---------- Excerpted records ----------

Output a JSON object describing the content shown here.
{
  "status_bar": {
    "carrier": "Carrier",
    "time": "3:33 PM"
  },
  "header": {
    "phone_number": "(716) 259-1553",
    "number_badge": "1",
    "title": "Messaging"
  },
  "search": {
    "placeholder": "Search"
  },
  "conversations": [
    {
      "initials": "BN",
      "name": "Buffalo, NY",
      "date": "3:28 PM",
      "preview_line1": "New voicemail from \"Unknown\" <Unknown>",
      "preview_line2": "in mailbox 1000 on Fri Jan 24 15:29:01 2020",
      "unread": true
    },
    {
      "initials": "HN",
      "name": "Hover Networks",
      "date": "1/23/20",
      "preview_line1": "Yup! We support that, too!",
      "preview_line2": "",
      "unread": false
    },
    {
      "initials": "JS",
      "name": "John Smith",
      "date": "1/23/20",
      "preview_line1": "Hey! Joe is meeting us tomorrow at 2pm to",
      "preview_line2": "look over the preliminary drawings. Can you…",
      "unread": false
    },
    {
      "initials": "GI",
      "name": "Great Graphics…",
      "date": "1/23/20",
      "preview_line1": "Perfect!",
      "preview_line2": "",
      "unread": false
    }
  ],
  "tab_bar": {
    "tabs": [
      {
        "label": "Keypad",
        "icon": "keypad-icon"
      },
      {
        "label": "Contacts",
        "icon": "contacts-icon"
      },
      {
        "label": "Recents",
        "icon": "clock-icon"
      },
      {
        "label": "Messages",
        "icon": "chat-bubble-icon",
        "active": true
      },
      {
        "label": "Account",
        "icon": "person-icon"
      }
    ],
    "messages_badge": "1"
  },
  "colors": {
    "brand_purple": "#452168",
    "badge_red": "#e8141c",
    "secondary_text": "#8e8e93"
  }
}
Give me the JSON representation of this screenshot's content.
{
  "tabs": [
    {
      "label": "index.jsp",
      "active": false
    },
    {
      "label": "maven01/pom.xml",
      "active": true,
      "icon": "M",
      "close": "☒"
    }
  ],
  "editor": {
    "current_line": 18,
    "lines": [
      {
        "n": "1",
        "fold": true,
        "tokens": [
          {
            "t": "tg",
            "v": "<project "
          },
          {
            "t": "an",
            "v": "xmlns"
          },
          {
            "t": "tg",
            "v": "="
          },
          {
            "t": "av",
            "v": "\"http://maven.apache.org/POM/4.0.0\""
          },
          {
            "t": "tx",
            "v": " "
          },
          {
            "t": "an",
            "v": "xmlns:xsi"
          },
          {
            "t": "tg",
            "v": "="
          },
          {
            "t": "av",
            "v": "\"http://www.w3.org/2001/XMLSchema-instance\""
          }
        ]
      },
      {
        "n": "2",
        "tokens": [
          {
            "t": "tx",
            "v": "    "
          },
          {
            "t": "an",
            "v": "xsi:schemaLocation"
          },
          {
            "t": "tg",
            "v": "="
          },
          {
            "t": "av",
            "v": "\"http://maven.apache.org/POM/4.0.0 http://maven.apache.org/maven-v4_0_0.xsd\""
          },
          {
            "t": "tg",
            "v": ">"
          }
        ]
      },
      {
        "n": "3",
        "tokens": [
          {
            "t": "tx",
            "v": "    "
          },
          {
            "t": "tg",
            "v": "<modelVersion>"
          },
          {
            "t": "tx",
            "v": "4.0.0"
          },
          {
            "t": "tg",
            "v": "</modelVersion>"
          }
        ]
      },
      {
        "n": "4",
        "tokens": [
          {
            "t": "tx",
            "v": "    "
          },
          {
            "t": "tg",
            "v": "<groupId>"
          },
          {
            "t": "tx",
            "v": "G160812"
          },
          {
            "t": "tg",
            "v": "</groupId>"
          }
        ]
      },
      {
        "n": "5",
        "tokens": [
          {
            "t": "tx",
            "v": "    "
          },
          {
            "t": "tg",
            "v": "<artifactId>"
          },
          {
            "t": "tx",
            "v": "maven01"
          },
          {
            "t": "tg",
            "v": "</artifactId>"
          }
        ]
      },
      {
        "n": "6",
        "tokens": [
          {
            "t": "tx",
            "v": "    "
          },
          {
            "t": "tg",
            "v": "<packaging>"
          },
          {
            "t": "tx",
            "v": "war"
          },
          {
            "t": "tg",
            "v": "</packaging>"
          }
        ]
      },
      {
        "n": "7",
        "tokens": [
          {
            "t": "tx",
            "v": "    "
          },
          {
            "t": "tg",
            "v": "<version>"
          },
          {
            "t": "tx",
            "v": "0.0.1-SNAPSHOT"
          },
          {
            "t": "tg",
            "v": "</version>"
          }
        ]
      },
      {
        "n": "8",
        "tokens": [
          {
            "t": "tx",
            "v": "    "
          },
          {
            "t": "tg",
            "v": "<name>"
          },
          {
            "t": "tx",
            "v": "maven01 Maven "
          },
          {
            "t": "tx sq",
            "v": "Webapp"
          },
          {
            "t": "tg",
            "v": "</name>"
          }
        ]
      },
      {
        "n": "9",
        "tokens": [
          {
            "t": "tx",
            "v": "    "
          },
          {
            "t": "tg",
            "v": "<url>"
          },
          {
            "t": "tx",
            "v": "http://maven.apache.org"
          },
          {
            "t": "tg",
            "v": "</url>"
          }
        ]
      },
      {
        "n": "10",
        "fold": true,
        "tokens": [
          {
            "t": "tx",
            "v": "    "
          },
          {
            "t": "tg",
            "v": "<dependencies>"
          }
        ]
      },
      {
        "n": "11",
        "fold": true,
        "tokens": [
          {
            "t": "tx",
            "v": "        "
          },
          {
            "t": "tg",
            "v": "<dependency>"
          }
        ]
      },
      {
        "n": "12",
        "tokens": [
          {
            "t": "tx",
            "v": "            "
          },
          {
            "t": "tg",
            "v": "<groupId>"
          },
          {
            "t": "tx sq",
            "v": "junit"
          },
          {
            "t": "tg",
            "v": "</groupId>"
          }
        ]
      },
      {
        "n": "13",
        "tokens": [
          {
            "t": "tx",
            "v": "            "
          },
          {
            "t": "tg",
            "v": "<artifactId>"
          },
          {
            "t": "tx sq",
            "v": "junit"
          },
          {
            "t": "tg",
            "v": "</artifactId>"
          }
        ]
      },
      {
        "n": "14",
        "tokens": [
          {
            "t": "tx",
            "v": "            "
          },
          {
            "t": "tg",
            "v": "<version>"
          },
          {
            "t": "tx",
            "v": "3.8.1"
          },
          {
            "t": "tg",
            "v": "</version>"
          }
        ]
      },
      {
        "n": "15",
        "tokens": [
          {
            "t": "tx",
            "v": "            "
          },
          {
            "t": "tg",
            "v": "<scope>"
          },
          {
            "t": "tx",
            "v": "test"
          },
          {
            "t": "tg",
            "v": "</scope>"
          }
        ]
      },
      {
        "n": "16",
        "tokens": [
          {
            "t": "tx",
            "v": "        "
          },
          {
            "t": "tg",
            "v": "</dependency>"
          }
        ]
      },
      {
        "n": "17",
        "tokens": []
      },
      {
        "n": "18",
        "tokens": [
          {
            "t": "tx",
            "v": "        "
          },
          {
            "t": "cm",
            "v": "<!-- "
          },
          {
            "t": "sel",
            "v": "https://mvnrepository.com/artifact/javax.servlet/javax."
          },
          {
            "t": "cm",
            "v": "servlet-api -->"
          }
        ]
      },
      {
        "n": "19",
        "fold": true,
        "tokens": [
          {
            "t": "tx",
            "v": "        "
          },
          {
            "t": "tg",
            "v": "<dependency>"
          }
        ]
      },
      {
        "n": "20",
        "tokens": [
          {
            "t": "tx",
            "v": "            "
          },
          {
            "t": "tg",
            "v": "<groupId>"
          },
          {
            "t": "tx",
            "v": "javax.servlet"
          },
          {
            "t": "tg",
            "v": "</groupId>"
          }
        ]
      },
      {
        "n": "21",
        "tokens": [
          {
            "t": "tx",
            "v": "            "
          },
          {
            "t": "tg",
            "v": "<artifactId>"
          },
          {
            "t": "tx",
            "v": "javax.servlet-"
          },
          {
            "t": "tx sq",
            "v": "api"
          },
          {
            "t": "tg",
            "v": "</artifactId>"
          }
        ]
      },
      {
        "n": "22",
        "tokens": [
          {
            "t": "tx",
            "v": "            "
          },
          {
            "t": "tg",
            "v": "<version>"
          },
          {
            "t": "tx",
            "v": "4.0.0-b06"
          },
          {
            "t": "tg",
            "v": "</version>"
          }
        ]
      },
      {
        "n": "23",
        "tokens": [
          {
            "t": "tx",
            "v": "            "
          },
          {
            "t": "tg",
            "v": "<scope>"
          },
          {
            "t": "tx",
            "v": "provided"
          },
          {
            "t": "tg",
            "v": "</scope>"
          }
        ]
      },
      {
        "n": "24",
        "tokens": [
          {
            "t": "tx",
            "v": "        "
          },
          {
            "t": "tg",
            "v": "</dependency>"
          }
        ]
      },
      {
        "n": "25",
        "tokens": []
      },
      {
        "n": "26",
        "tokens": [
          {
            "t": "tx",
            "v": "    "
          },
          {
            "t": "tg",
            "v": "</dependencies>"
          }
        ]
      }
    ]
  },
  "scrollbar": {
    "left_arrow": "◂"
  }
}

----------

● **Given request**:
Your task is to collect every line above that contains the word "JSON".

● **Problem solution**:
Output a JSON object describing the content shown here.
Give me the JSON representation of this screenshot's content.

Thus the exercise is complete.